=== Exercise prompt ===
Reproduce the data exactly.

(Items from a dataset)

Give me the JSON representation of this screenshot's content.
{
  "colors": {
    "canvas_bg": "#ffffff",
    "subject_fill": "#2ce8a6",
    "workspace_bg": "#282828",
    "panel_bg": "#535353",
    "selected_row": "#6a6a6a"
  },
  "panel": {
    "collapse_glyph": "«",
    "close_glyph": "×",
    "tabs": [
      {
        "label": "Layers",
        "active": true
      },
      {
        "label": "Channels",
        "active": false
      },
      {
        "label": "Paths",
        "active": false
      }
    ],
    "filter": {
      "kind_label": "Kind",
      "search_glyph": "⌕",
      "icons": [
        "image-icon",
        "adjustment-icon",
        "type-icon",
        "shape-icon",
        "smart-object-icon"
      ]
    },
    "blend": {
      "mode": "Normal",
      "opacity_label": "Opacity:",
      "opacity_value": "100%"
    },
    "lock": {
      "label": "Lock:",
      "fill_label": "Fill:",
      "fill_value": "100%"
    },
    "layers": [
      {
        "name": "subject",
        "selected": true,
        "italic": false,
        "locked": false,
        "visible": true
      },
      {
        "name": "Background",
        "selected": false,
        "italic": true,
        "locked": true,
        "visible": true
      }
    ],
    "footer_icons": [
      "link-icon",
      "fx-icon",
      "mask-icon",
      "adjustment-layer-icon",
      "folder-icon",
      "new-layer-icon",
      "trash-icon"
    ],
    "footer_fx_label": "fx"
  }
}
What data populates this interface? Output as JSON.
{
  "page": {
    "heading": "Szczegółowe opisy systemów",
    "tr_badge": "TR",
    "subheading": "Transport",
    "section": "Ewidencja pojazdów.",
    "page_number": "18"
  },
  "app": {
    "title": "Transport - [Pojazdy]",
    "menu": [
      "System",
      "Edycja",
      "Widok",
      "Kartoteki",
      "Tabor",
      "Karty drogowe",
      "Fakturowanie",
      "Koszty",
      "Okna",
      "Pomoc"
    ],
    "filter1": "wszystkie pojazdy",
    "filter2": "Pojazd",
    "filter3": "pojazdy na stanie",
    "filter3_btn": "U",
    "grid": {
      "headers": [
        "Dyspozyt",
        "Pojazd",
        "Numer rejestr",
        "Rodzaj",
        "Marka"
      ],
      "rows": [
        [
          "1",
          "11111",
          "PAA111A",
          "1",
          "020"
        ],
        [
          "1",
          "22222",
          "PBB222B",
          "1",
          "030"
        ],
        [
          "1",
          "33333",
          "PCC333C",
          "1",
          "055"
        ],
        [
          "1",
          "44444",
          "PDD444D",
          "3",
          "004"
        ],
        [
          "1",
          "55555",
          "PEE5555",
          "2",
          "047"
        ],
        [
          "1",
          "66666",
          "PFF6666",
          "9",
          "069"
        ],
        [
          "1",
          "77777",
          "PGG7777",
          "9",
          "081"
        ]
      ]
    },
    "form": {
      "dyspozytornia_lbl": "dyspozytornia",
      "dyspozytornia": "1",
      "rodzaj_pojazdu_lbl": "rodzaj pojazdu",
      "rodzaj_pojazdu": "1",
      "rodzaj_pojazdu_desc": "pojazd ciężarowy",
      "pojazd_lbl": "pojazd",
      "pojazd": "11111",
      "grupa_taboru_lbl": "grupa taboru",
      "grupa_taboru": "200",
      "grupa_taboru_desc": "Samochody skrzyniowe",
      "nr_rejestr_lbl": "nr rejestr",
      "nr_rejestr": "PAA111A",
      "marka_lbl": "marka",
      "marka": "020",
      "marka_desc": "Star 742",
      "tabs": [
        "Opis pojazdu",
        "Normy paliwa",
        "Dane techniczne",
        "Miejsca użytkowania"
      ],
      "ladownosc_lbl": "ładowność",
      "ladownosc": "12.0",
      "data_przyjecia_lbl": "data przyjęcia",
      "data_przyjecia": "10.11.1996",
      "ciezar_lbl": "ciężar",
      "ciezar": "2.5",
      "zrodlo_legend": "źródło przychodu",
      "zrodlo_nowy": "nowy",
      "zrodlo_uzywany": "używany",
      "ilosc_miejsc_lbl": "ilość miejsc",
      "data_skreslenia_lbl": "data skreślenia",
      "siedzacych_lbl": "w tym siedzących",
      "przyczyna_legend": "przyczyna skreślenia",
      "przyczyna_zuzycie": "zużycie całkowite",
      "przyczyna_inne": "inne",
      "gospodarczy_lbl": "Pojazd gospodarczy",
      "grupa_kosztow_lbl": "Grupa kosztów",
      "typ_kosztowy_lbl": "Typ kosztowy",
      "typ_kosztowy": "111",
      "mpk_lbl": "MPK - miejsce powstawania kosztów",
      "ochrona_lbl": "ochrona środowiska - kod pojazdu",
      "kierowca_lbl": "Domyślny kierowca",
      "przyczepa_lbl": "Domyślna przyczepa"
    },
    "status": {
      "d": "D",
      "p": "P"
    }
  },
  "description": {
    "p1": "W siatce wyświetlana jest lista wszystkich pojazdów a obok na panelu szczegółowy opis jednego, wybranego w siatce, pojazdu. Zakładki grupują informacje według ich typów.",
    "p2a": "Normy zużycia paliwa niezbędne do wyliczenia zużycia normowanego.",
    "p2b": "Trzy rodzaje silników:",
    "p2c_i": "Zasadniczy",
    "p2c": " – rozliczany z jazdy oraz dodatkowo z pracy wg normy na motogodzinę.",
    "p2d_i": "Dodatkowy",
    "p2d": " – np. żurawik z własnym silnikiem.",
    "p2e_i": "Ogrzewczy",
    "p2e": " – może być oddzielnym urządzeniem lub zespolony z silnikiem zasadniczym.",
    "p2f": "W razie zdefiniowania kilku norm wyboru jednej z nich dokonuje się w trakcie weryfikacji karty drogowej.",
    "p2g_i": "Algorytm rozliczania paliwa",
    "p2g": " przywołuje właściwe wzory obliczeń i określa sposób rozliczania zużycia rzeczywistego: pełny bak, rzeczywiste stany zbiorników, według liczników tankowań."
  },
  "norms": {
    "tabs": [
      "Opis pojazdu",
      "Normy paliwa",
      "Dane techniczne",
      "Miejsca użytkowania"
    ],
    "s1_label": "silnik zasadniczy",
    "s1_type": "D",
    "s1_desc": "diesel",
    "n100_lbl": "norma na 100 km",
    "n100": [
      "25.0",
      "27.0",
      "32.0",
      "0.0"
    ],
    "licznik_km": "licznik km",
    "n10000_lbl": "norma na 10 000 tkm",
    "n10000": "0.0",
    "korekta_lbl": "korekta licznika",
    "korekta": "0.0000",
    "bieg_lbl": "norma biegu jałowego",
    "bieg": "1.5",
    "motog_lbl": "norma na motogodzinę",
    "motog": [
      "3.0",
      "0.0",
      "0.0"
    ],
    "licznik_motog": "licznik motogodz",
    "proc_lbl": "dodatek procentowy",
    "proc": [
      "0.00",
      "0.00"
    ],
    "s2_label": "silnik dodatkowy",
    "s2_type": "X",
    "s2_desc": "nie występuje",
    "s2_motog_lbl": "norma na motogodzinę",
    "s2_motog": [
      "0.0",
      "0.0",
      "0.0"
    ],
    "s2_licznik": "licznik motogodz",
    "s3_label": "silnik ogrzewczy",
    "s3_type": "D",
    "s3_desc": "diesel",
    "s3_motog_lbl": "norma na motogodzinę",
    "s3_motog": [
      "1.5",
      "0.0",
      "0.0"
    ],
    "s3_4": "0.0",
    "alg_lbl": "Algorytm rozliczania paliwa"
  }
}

=== Reply ===
Give me the JSON representation of this screenshot's content.
{
  "colors": {
    "canvas_bg": "#ffffff",
    "subject_fill": "#2ce8a6",
    "workspace_bg": "#282828",
    "panel_bg": "#535353",
    "selected_row": "#6a6a6a"
  },
  "panel": {
    "collapse_glyph": "«",
    "close_glyph": "×",
    "tabs": [
      {
        "label": "Layers",
        "active": true
      },
      {
        "label": "Channels",
        "active": false
      },
      {
        "label": "Paths",
        "active": false
      }
    ],
    "filter": {
      "kind_label": "Kind",
      "search_glyph": "⌕",
      "icons": [
        "image-icon",
        "adjustment-icon",
        "type-icon",
        "shape-icon",
        "smart-object-icon"
      ]
    },
    "blend": {
      "mode": "Normal",
      "opacity_label": "Opacity:",
      "opacity_value": "100%"
    },
    "lock": {
      "label": "Lock:",
      "fill_label": "Fill:",
      "fill_value": "100%"
    },
    "layers": [
      {
        "name": "subject",
        "selected": true,
        "italic": false,
        "locked": false,
        "visible": true
      },
      {
        "name": "Background",
        "selected": false,
        "italic": true,
        "locked": true,
        "visible": true
      }
    ],
    "footer_icons": [
      "link-icon",
      "fx-icon",
      "mask-icon",
      "adjustment-layer-icon",
      "folder-icon",
      "new-layer-icon",
      "trash-icon"
    ],
    "footer_fx_label": "fx"
  }
}
What data populates this interface? Output as JSON.
{
  "page": {
    "heading": "Szczegółowe opisy systemów",
    "tr_badge": "TR",
    "subheading": "Transport",
    "section": "Ewidencja pojazdów.",
    "page_number": "18"
  },
  "app": {
    "title": "Transport - [Pojazdy]",
    "menu": [
      "System",
      "Edycja",
      "Widok",
      "Kartoteki",
      "Tabor",
      "Karty drogowe",
      "Fakturowanie",
      "Koszty",
      "Okna",
      "Pomoc"
    ],
    "filter1": "wszystkie pojazdy",
    "filter2": "Pojazd",
    "filter3": "pojazdy na stanie",
    "filter3_btn": "U",
    "grid": {
      "headers": [
        "Dyspozyt",
        "Pojazd",
        "Numer rejestr",
        "Rodzaj",
        "Marka"
      ],
      "rows": [
        [
          "1",
          "11111",
          "PAA111A",
          "1",
          "020"
        ],
        [
          "1",
          "22222",
          "PBB222B",
          "1",
          "030"
        ],
        [
          "1",
          "33333",
          "PCC333C",
          "1",
          "055"
        ],
        [
          "1",
          "44444",
          "PDD444D",
          "3",
          "004"
        ],
        [
          "1",
          "55555",
          "PEE5555",
          "2",
          "047"
        ],
        [
          "1",
          "66666",
          "PFF6666",
          "9",
          "069"
        ],
        [
          "1",
          "77777",
          "PGG7777",
          "9",
          "081"
        ]
      ]
    },
    "form": {
      "dyspozytornia_lbl": "dyspozytornia",
      "dyspozytornia": "1",
      "rodzaj_pojazdu_lbl": "rodzaj pojazdu",
      "rodzaj_pojazdu": "1",
      "rodzaj_pojazdu_desc": "pojazd ciężarowy",
      "pojazd_lbl": "pojazd",
      "pojazd": "11111",
      "grupa_taboru_lbl": "grupa taboru",
      "grupa_taboru": "200",
      "grupa_taboru_desc": "Samochody skrzyniowe",
      "nr_rejestr_lbl": "nr rejestr",
      "nr_rejestr": "PAA111A",
      "marka_lbl": "marka",
      "marka": "020",
      "marka_desc": "Star 742",
      "tabs": [
        "Opis pojazdu",
        "Normy paliwa",
        "Dane techniczne",
        "Miejsca użytkowania"
      ],
      "ladownosc_lbl": "ładowność",
      "ladownosc": "12.0",
      "data_przyjecia_lbl": "data przyjęcia",
      "data_przyjecia": "10.11.1996",
      "ciezar_lbl": "ciężar",
      "ciezar": "2.5",
      "zrodlo_legend": "źródło przychodu",
      "zrodlo_nowy": "nowy",
      "zrodlo_uzywany": "używany",
      "ilosc_miejsc_lbl": "ilość miejsc",
      "data_skreslenia_lbl": "data skreślenia",
      "siedzacych_lbl": "w tym siedzących",
      "przyczyna_legend": "przyczyna skreślenia",
      "przyczyna_zuzycie": "zużycie całkowite",
      "przyczyna_inne": "inne",
      "gospodarczy_lbl": "Pojazd gospodarczy",
      "grupa_kosztow_lbl": "Grupa kosztów",
      "typ_kosztowy_lbl": "Typ kosztowy",
      "typ_kosztowy": "111",
      "mpk_lbl": "MPK - miejsce powstawania kosztów",
      "ochrona_lbl": "ochrona środowiska - kod pojazdu",
      "kierowca_lbl": "Domyślny kierowca",
      "przyczepa_lbl": "Domyślna przyczepa"
    },
    "status": {
      "d": "D",
      "p": "P"
    }
  },
  "description": {
    "p1": "W siatce wyświetlana jest lista wszystkich pojazdów a obok na panelu szczegółowy opis jednego, wybranego w siatce, pojazdu. Zakładki grupują informacje według ich typów.",
    "p2a": "Normy zużycia paliwa niezbędne do wyliczenia zużycia normowanego.",
    "p2b": "Trzy rodzaje silników:",
    "p2c_i": "Zasadniczy",
    "p2c": " – rozliczany z jazdy oraz dodatkowo z pracy wg normy na motogodzinę.",
    "p2d_i": "Dodatkowy",
    "p2d": " – np. żurawik z własnym silnikiem.",
    "p2e_i": "Ogrzewczy",
    "p2e": " – może być oddzielnym urządzeniem lub zespolony z silnikiem zasadniczym.",
    "p2f": "W razie zdefiniowania kilku norm wyboru jednej z nich dokonuje się w trakcie weryfikacji karty drogowej.",
    "p2g_i": "Algorytm rozliczania paliwa",
    "p2g": " przywołuje właściwe wzory obliczeń i określa sposób rozliczania zużycia rzeczywistego: pełny bak, rzeczywiste stany zbiorników, według liczników tankowań."
  },
  "norms": {
    "tabs": [
      "Opis pojazdu",
      "Normy paliwa",
      "Dane techniczne",
      "Miejsca użytkowania"
    ],
    "s1_label": "silnik zasadniczy",
    "s1_type": "D",
    "s1_desc": "diesel",
    "n100_lbl": "norma na 100 km",
    "n100": [
      "25.0",
      "27.0",
      "32.0",
      "0.0"
    ],
    "licznik_km": "licznik km",
    "n10000_lbl": "norma na 10 000 tkm",
    "n10000": "0.0",
    "korekta_lbl": "korekta licznika",
    "korekta": "0.0000",
    "bieg_lbl": "norma biegu jałowego",
    "bieg": "1.5",
    "motog_lbl": "norma na motogodzinę",
    "motog": [
      "3.0",
      "0.0",
      "0.0"
    ],
    "licznik_motog": "licznik motogodz",
    "proc_lbl": "dodatek procentowy",
    "proc": [
      "0.00",
      "0.00"
    ],
    "s2_label": "silnik dodatkowy",
    "s2_type": "X",
    "s2_desc": "nie występuje",
    "s2_motog_lbl": "norma na motogodzinę",
    "s2_motog": [
      "0.0",
      "0.0",
      "0.0"
    ],
    "s2_licznik": "licznik motogodz",
    "s3_label": "silnik ogrzewczy",
    "s3_type": "D",
    "s3_desc": "diesel",
    "s3_motog_lbl": "norma na motogodzinę",
    "s3_motog": [
      "1.5",
      "0.0",
      "0.0"
    ],
    "s3_4": "0.0",
    "alg_lbl": "Algorytm rozliczania paliwa"
  }
}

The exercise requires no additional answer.